Excerpt from a dataset

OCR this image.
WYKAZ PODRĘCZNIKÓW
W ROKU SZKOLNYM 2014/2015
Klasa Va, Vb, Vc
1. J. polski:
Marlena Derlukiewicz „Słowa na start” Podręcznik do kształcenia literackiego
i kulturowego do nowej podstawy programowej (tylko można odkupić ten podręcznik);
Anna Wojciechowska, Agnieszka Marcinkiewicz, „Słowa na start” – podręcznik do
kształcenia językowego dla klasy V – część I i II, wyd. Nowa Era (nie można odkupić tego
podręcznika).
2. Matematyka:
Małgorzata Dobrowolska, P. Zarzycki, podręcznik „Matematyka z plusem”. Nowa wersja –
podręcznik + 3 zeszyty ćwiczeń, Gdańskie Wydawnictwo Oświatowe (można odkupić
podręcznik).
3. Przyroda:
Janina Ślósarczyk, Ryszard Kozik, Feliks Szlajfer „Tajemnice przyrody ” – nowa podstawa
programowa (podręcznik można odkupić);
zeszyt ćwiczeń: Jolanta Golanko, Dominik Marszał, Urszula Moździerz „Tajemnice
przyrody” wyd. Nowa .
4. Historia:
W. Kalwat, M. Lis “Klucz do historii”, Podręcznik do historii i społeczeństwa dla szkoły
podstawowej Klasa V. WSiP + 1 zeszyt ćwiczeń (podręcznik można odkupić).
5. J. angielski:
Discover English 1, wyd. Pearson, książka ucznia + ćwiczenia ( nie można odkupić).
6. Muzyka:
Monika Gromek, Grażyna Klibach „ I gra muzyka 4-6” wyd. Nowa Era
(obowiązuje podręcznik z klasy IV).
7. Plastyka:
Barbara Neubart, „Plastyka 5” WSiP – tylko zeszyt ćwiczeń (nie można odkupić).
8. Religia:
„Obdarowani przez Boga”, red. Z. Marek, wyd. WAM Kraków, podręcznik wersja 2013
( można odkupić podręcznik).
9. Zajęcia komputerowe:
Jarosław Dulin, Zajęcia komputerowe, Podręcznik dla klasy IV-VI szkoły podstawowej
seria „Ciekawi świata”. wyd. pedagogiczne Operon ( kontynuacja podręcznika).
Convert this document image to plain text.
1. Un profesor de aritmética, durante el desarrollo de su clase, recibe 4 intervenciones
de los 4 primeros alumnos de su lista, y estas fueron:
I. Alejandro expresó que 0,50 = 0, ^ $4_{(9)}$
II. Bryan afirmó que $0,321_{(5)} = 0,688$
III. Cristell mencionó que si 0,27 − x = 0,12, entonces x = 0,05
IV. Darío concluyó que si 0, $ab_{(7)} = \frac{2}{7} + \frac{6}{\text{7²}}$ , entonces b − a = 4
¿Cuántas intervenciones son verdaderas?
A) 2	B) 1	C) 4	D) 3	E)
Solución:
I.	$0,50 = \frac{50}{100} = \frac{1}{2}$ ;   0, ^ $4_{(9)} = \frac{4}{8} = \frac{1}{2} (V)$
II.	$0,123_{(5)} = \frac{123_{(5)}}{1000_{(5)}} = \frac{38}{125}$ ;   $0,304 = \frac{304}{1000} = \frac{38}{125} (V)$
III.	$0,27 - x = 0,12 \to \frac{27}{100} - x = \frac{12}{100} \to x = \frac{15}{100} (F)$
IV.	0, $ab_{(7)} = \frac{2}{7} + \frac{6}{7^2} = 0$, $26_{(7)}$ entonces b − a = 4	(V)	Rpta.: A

» SET TASK: Exactly reproduce the lines beginning with the one that contains "Convert this document image to plain text." and ending with the last line of the material, both included. Leave out everything else.

» WRITTEN SOLUTION:
Convert this document image to plain text.
1. Un profesor de aritmética, durante el desarrollo de su clase, recibe 4 intervenciones
de los 4 primeros alumnos de su lista, y estas fueron:
I. Alejandro expresó que 0,50 = 0, ^ $4_{(9)}$
II. Bryan afirmó que $0,321_{(5)} = 0,688$
III. Cristell mencionó que si 0,27 − x = 0,12, entonces x = 0,05
IV. Darío concluyó que si 0, $ab_{(7)} = \frac{2}{7} + \frac{6}{\text{7²}}$ , entonces b − a = 4
¿Cuántas intervenciones son verdaderas?
A) 2	B) 1	C) 4	D) 3	E)
Solución:
I.	$0,50 = \frac{50}{100} = \frac{1}{2}$ ;   0, ^ $4_{(9)} = \frac{4}{8} = \frac{1}{2} (V)$
II.	$0,123_{(5)} = \frac{123_{(5)}}{1000_{(5)}} = \frac{38}{125}$ ;   $0,304 = \frac{304}{1000} = \frac{38}{125} (V)$
III.	$0,27 - x = 0,12 \to \frac{27}{100} - x = \frac{12}{100} \to x = \frac{15}{100} (F)$
IV.	0, $ab_{(7)} = \frac{2}{7} + \frac{6}{7^2} = 0$, $26_{(7)}$ entonces b − a = 4	(V)	Rpta.: A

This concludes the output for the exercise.